* [MATERIAL FOR THE TASK]
* start *

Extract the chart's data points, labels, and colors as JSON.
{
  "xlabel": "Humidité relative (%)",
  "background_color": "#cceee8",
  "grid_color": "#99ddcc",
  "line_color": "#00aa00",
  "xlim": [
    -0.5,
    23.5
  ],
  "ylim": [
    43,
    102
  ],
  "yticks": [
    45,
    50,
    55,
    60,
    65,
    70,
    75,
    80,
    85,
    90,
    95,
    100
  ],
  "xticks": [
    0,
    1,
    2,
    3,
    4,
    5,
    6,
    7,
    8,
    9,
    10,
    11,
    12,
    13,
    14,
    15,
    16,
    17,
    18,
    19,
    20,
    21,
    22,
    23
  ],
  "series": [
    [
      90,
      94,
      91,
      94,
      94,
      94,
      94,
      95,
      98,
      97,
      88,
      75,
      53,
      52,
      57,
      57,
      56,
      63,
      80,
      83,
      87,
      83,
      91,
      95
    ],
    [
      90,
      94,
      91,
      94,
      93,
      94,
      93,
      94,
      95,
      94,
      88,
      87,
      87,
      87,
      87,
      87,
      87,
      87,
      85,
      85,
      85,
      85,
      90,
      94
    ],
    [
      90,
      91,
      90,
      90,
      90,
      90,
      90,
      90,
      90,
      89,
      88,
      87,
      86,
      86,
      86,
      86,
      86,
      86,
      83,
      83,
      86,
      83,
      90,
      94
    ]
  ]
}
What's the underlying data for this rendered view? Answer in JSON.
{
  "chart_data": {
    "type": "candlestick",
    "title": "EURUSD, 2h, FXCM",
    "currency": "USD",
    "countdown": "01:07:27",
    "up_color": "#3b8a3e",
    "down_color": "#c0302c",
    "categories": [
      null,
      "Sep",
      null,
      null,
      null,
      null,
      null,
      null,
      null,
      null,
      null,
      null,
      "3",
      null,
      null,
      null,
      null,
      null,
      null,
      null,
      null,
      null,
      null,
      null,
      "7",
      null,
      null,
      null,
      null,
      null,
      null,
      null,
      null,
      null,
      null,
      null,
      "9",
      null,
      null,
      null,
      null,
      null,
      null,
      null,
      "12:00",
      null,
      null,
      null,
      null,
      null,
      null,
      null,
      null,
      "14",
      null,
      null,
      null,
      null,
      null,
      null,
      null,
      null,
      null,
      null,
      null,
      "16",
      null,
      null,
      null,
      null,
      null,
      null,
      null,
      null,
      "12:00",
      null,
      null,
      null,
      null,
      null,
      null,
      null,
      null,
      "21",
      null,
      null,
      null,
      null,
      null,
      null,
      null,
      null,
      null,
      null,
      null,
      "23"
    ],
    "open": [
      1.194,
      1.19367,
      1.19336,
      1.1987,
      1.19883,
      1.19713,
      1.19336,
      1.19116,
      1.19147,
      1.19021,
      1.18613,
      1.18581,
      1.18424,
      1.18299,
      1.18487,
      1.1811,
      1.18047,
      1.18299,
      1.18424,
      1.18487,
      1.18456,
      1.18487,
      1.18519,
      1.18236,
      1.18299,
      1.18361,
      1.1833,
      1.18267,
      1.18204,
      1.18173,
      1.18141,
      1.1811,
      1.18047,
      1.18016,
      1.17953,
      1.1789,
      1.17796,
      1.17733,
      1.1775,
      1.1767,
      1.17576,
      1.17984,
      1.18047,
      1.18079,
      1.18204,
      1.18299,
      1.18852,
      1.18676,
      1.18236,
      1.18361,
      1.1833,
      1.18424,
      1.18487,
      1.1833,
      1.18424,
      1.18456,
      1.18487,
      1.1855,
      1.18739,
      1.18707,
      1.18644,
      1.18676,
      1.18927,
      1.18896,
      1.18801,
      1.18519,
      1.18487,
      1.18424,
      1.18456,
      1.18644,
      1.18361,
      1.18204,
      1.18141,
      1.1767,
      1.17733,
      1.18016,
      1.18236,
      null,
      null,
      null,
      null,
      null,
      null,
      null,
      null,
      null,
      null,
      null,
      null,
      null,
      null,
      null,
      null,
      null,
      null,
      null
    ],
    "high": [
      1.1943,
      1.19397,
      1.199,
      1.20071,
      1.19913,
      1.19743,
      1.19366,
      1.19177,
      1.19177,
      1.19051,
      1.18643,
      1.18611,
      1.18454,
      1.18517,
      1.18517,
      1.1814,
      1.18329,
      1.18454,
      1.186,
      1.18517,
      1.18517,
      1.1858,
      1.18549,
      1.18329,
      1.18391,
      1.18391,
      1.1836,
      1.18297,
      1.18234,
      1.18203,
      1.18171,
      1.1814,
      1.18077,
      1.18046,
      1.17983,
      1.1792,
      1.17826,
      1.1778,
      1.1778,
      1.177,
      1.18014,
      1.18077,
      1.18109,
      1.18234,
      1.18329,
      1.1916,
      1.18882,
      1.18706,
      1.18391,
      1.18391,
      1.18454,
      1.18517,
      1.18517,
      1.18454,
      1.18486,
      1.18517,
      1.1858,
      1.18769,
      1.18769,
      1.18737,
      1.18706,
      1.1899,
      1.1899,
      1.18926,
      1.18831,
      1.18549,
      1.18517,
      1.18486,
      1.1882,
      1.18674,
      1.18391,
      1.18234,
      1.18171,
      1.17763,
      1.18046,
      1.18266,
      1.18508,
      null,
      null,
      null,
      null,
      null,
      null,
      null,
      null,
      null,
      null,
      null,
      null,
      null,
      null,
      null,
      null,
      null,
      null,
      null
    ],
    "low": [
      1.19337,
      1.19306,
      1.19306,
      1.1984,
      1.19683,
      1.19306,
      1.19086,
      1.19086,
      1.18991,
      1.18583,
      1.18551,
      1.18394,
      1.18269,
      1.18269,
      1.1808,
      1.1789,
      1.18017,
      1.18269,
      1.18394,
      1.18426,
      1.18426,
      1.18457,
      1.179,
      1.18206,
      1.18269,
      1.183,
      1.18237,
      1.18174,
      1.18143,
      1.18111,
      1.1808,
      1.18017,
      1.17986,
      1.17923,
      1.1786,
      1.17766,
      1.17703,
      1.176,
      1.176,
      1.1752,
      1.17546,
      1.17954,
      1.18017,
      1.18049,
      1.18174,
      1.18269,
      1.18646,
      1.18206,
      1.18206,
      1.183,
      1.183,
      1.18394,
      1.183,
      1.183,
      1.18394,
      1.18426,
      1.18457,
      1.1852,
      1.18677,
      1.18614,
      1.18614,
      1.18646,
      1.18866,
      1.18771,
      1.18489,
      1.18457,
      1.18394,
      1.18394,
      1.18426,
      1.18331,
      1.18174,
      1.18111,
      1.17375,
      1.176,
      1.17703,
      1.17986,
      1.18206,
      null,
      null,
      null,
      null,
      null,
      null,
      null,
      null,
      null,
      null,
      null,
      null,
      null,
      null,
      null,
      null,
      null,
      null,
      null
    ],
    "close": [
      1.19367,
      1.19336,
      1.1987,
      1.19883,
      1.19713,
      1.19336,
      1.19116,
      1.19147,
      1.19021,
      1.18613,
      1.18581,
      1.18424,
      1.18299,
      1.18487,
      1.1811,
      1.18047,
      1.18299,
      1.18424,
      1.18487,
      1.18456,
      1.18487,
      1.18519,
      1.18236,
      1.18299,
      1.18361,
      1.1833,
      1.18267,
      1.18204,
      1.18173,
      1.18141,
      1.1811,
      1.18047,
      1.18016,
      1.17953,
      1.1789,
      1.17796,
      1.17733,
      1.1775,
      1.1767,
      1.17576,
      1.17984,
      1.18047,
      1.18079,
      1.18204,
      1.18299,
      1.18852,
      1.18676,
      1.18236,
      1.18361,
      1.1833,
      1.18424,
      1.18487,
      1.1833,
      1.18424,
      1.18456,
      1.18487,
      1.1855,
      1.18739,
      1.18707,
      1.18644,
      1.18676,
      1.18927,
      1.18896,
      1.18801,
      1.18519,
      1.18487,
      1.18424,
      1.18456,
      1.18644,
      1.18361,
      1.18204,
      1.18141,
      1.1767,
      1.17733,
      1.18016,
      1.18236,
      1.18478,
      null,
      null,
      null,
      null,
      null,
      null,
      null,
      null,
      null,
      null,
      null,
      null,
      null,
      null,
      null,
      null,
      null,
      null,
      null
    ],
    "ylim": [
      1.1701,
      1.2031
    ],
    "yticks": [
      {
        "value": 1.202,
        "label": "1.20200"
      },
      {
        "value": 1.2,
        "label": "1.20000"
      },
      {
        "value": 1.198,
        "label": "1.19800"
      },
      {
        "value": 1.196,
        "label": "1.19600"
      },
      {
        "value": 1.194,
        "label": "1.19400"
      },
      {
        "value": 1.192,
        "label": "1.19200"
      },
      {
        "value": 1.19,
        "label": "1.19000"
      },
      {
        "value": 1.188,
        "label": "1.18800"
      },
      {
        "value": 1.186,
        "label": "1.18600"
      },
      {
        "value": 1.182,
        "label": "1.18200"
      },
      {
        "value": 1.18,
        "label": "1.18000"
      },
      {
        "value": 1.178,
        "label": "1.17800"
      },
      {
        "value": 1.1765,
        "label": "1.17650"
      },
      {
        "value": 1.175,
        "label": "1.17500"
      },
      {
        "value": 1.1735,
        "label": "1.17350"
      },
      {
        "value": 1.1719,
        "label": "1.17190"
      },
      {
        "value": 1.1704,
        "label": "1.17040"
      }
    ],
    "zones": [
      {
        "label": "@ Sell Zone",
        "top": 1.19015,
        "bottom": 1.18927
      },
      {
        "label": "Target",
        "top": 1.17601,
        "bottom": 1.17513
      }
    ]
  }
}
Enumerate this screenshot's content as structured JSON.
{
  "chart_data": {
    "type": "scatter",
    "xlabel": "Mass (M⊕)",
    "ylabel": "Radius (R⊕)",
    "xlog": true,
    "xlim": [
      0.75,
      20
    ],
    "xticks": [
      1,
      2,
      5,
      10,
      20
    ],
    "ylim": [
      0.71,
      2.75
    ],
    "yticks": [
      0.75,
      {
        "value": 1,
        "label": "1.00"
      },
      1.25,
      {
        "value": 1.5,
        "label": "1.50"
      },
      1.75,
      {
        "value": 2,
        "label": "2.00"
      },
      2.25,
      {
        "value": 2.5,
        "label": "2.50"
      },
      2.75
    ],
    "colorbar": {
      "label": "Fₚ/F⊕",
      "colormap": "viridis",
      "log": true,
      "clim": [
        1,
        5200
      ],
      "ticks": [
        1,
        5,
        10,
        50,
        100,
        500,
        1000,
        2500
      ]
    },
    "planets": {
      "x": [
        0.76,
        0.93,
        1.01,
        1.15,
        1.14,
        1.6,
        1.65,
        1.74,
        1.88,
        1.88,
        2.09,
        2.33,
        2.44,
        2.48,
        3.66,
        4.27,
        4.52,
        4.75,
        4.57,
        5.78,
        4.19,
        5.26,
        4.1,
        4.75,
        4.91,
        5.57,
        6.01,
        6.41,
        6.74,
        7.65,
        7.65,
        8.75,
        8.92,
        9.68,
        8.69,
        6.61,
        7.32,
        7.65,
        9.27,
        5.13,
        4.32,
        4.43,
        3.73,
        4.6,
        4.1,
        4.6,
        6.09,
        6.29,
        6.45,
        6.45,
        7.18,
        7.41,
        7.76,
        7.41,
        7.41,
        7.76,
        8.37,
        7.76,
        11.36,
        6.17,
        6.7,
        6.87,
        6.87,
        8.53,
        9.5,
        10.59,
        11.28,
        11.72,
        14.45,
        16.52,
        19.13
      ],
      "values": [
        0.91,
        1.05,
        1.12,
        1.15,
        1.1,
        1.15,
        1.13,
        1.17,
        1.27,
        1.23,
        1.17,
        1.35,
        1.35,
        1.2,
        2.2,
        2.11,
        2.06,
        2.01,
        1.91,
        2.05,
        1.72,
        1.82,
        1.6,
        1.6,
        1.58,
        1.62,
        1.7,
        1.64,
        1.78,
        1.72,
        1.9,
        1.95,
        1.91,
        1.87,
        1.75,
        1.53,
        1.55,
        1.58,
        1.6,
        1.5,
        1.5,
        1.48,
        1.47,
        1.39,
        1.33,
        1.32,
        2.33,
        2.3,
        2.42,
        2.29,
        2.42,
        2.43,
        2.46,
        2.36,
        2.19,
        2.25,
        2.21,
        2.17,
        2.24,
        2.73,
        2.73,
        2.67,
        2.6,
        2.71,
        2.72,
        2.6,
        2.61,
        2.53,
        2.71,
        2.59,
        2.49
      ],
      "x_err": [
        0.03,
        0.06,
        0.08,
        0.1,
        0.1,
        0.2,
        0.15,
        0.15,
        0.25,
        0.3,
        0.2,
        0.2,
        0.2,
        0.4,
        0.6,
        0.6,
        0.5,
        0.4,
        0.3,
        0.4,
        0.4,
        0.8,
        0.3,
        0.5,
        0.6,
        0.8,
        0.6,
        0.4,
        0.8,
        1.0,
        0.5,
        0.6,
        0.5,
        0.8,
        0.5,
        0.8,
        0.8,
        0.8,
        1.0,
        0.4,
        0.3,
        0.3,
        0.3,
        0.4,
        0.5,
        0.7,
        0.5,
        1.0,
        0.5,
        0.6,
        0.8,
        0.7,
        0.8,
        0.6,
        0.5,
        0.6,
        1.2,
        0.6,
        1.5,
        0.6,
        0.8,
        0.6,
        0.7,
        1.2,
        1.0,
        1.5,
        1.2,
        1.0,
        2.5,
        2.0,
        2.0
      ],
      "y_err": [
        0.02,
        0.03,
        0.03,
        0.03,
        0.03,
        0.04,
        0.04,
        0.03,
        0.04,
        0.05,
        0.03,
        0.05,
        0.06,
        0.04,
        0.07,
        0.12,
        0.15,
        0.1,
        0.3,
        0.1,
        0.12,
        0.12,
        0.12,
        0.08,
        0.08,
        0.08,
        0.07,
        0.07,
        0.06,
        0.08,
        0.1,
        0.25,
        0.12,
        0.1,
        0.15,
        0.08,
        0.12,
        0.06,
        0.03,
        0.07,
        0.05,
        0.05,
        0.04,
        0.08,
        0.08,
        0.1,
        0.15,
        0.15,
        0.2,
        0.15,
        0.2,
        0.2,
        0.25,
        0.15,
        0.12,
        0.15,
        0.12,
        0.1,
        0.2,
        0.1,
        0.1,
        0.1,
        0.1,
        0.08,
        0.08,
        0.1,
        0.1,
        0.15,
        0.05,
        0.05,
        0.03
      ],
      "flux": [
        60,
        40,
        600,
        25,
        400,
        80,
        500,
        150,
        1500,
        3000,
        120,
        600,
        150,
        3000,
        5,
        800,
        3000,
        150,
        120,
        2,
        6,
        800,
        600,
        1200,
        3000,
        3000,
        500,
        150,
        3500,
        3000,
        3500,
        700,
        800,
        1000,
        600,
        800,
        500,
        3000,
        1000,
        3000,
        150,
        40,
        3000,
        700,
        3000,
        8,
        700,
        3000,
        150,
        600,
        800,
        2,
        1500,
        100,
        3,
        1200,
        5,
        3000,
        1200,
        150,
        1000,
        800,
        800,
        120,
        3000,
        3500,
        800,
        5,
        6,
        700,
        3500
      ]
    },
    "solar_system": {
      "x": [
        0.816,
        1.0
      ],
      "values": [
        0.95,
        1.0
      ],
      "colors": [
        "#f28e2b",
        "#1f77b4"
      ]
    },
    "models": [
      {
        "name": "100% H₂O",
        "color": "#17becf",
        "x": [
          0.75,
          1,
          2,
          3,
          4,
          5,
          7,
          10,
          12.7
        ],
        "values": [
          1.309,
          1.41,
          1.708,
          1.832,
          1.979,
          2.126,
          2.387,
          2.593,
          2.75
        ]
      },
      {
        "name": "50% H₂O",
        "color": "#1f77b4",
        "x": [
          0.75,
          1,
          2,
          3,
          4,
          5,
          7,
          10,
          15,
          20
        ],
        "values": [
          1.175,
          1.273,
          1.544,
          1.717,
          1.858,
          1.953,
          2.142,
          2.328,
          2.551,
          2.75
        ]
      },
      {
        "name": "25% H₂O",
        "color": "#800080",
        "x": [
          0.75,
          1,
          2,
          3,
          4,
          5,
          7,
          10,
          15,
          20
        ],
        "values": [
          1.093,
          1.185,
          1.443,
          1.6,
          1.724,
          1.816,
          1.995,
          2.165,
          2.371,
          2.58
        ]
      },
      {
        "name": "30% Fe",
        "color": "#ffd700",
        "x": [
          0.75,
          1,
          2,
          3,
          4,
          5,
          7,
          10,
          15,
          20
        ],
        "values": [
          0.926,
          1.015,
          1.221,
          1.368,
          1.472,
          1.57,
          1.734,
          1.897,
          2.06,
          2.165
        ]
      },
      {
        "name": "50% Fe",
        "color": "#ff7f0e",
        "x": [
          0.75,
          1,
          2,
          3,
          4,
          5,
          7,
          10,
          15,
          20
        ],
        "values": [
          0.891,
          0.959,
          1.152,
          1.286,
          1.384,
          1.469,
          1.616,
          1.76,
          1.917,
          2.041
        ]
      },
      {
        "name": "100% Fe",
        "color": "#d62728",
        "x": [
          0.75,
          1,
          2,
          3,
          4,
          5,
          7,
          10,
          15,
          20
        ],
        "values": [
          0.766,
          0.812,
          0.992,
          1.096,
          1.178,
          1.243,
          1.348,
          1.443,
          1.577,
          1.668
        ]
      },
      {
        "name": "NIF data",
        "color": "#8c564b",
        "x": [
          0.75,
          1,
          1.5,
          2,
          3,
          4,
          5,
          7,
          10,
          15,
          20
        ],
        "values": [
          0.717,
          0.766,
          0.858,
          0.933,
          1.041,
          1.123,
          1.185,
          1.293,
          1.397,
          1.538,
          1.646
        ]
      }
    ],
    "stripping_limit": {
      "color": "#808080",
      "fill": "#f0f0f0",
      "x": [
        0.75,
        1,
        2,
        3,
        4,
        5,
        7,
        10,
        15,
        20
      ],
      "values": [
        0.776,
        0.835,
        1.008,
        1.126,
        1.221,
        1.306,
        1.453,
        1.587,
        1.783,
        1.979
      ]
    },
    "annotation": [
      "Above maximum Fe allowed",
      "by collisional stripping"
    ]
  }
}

* end *

Every line in the data above that contains "colors" needs to be copied.

* [TASK SOLUTION]
Extract the chart's data points, labels, and colors as JSON.
      "colors": [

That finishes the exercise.